Exercise directions:
Please repeat the data word for word from its first line through the line containing "data-point (762, 120, 770, 128)", with both ends included.

Input:
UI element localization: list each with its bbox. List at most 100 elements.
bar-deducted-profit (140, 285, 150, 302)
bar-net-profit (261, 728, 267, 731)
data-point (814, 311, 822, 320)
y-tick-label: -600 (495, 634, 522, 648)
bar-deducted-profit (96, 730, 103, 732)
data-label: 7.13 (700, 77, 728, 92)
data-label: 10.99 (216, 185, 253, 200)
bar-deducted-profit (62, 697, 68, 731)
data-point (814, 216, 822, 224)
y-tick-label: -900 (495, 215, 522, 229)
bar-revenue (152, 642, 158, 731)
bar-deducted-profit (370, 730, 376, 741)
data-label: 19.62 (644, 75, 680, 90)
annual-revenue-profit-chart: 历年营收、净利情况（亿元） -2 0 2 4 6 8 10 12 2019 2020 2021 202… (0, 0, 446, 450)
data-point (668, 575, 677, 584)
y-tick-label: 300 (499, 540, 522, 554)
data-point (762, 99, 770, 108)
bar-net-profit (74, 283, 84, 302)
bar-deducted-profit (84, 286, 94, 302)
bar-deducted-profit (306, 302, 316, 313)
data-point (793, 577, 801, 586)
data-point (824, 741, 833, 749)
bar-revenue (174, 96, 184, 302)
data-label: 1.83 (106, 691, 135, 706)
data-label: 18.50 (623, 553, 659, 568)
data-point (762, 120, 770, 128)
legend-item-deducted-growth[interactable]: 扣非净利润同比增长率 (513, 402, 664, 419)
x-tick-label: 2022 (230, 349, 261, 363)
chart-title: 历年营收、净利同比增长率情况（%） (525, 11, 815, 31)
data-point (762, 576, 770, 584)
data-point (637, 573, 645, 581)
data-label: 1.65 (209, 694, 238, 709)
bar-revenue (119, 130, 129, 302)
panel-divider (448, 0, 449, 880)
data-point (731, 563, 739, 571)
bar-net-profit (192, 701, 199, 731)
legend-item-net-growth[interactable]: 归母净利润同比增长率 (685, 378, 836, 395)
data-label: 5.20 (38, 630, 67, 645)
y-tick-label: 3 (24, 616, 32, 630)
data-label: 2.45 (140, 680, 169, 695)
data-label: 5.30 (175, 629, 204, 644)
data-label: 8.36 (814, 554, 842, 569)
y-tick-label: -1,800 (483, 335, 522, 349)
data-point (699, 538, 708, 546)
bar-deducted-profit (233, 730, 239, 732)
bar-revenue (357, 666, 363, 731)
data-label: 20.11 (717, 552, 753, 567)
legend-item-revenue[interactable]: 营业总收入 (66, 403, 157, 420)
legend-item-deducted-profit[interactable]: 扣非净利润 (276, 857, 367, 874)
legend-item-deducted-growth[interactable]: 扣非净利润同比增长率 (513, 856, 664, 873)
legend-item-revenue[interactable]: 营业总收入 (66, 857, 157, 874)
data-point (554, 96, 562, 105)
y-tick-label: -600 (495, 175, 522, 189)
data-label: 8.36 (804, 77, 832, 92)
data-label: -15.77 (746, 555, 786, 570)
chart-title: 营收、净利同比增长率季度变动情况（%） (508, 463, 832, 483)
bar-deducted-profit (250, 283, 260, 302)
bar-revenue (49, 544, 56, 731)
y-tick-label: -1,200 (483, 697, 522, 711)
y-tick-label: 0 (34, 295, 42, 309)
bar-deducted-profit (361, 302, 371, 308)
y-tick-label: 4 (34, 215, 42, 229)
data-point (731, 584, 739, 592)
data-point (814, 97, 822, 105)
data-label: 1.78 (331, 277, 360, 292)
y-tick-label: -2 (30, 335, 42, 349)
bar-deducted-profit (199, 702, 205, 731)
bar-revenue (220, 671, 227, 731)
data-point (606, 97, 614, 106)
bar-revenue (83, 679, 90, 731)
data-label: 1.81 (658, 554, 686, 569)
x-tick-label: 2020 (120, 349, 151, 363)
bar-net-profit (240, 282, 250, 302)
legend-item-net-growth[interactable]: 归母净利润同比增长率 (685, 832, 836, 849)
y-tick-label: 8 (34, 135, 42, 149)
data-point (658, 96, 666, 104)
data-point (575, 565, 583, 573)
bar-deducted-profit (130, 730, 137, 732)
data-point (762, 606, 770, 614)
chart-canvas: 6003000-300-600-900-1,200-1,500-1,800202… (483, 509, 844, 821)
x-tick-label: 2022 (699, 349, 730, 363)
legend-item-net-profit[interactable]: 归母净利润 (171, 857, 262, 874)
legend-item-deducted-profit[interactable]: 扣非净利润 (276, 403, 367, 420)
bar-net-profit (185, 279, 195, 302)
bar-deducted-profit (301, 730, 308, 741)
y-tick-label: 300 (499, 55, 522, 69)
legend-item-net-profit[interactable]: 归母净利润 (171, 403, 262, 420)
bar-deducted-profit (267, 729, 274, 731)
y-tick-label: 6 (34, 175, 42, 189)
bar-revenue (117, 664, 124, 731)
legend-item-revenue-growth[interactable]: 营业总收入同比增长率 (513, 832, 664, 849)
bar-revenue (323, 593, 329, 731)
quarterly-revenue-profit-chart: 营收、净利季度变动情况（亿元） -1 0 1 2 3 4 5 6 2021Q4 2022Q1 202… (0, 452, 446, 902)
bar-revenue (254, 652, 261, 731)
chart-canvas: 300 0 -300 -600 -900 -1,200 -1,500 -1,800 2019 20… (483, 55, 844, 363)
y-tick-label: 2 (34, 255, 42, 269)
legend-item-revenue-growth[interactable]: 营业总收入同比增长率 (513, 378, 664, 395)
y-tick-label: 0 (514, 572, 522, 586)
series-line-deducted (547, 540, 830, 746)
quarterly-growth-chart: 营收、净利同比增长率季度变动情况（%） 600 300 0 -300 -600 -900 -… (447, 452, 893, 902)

Task response:
UI element localization: list each with its bbox. List at most 100 elements.
bar-deducted-profit (140, 285, 150, 302)
bar-net-profit (261, 728, 267, 731)
data-point (814, 311, 822, 320)
y-tick-label: -600 (495, 634, 522, 648)
bar-deducted-profit (96, 730, 103, 732)
data-label: 7.13 (700, 77, 728, 92)
data-label: 10.99 (216, 185, 253, 200)
bar-deducted-profit (62, 697, 68, 731)
data-point (814, 216, 822, 224)
y-tick-label: -900 (495, 215, 522, 229)
bar-revenue (152, 642, 158, 731)
bar-deducted-profit (370, 730, 376, 741)
data-label: 19.62 (644, 75, 680, 90)
annual-revenue-profit-chart: 历年营收、净利情况（亿元） -2 0 2 4 6 8 10 12 2019 2020 2021 202… (0, 0, 446, 450)
data-point (668, 575, 677, 584)
y-tick-label: 300 (499, 540, 522, 554)
data-point (762, 99, 770, 108)
bar-net-profit (74, 283, 84, 302)
bar-deducted-profit (84, 286, 94, 302)
bar-deducted-profit (306, 302, 316, 313)
data-point (793, 577, 801, 586)
data-point (824, 741, 833, 749)
bar-revenue (174, 96, 184, 302)
data-label: 1.83 (106, 691, 135, 706)
data-label: 18.50 (623, 553, 659, 568)
data-point (762, 120, 770, 128)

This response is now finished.